## Supplied data
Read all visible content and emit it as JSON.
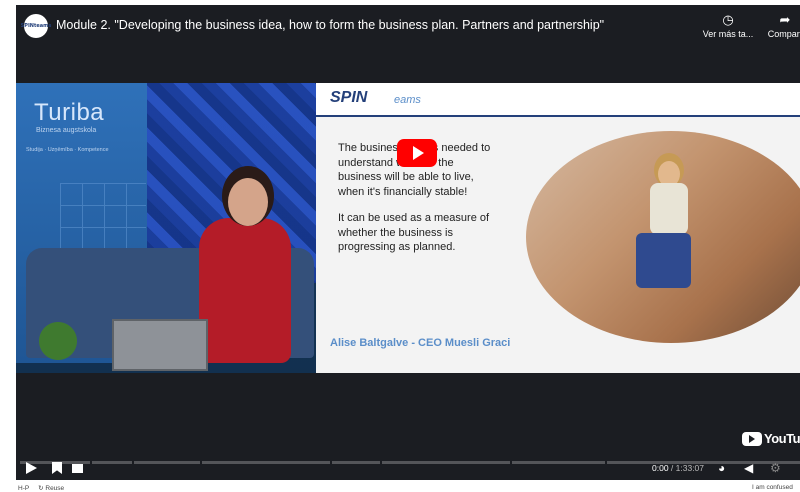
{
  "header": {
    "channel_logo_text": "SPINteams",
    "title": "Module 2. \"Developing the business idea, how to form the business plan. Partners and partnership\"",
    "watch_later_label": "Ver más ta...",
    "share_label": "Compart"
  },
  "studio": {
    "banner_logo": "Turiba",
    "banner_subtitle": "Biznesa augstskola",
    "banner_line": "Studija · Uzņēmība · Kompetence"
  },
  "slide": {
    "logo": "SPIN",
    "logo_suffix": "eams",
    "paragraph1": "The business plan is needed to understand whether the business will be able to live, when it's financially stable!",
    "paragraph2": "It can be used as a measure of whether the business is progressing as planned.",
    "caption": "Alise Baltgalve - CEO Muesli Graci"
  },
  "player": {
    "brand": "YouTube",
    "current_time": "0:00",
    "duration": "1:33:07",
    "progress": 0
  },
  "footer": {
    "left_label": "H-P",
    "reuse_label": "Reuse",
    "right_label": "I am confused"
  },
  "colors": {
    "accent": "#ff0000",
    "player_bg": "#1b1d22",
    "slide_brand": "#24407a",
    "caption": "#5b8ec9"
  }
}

## Exercise
Copy every line of the records above that holds the word "whether".

## Full response
    "paragraph1": "The business plan is needed to understand whether the business will be able to live, when it's financially stable!",
    "paragraph2": "It can be used as a measure of whether the business is progressing as planned.",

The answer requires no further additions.